Task
What is the Spanish translation of this sentence from the forum post: "The problem is that it takes a long time (approx 2 mins for 330 lines) to execute."?

Page text
■ ■ ■ ■ ■ ■ ■

Tek-Tips is the largest IT community on the Internet today!

Members share and learn making Tek-Tips Forums the best source of peer-reviewed technical information on the Internet!

  • Congratulations SkipVought on being selected by the Tek-Tips community for having the most helpful posts in the forums last week. Way to Go!

Can you speed up this algorithm? 2

Status
Not open for further replies.

nathanstevenson

IS-IT--Management
Oct 4, 2002
70
0
0
GB
Hi there,

Below is a routine to create unique IDs from a flat file, which enables direct importing into Access. The problem is that it takes a long time (approx 2 mins for 330 lines) to execute.

Is there someone REALLY bright out there that can help me speed this up? I don't know much about optimizing code.

■ ■ ■ ■ ■ ■ ■

Items
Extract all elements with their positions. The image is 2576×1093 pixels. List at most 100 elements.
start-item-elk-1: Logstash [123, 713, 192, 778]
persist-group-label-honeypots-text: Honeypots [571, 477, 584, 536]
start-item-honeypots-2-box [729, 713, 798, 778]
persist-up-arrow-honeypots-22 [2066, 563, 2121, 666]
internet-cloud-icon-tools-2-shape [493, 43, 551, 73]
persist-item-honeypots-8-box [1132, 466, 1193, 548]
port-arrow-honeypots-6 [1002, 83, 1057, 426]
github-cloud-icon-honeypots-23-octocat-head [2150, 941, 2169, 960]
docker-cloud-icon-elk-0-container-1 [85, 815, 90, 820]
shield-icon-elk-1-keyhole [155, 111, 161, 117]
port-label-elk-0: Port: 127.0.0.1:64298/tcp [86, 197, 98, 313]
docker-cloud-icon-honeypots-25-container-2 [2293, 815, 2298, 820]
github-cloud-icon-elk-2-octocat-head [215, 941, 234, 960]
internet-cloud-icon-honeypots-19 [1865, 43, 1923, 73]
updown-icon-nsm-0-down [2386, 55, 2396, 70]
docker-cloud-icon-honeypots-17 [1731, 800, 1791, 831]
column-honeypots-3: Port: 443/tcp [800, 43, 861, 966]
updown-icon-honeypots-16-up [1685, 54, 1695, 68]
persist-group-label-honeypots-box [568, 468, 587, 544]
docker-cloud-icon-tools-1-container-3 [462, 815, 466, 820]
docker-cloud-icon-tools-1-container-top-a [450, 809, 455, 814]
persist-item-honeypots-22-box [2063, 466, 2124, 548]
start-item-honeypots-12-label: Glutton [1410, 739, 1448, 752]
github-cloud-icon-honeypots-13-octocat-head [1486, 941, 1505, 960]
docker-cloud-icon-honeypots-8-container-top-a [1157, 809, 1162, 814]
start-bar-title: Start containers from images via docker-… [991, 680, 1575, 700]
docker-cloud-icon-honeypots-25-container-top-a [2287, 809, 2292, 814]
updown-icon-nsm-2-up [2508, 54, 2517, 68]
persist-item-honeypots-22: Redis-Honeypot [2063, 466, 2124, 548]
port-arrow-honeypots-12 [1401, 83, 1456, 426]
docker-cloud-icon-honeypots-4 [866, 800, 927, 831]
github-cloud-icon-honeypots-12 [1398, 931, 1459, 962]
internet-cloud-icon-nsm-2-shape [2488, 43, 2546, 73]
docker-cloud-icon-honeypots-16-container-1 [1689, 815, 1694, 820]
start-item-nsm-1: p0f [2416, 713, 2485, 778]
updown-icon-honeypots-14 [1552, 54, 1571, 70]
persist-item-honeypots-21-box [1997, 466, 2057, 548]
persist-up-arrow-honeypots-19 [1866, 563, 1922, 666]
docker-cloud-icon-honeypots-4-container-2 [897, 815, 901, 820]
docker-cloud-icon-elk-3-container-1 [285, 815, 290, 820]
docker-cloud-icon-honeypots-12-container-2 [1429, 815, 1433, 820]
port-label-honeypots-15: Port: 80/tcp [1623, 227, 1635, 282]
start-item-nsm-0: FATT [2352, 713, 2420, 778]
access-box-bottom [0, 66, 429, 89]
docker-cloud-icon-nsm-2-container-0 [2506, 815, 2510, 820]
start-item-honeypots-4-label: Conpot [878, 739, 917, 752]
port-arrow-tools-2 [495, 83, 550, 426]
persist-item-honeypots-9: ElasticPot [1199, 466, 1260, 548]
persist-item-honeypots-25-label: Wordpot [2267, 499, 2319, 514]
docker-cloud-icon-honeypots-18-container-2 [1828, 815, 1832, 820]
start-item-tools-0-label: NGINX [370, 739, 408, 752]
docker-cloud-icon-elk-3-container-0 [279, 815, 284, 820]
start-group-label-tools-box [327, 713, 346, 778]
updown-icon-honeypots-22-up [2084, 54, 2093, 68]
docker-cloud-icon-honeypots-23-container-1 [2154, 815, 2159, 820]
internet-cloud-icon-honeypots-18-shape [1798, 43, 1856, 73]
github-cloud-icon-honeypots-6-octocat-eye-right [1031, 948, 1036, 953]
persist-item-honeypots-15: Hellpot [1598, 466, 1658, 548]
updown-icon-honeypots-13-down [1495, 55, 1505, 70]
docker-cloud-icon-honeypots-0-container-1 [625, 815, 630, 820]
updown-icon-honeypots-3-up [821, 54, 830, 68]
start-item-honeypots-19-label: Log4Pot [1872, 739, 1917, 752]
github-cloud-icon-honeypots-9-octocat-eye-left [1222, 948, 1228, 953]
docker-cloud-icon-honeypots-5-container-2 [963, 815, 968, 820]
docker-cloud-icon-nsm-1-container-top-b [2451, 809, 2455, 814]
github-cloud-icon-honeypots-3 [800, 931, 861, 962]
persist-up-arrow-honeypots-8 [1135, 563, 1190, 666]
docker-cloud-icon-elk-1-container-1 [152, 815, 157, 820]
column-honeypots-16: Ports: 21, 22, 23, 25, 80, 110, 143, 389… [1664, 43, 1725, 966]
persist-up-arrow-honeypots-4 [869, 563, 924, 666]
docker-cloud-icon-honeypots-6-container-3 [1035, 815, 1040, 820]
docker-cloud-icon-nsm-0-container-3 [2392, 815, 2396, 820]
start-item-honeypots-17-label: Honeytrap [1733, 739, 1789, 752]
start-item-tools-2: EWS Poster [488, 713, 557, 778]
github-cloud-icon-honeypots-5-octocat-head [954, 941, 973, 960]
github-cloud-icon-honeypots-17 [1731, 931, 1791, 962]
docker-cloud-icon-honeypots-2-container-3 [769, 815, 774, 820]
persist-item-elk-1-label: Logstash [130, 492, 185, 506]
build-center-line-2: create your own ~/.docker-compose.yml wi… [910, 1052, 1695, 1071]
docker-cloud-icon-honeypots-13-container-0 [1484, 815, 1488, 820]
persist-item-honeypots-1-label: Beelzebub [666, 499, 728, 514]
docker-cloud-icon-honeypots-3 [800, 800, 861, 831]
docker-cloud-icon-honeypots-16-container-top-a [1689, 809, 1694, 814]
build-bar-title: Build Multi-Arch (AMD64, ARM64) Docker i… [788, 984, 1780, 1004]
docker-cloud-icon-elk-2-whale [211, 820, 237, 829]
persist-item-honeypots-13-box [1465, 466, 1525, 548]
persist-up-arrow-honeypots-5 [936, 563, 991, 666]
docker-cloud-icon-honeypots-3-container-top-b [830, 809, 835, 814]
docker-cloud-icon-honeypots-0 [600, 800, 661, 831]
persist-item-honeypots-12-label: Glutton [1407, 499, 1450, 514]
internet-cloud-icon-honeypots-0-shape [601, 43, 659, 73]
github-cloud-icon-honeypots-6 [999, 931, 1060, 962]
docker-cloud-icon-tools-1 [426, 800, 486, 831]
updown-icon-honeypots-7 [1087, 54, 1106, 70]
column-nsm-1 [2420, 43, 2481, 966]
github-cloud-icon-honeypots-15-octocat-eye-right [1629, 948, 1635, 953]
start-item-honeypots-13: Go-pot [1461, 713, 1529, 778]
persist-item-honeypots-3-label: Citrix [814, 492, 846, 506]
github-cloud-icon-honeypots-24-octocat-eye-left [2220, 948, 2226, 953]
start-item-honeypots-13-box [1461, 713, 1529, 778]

■ ■ ■ ■ ■ ■ ■

Worked solution
El problema es que tarda mucho tiempo (aprox. 2 minutos para 330 líneas) en ejecutarse.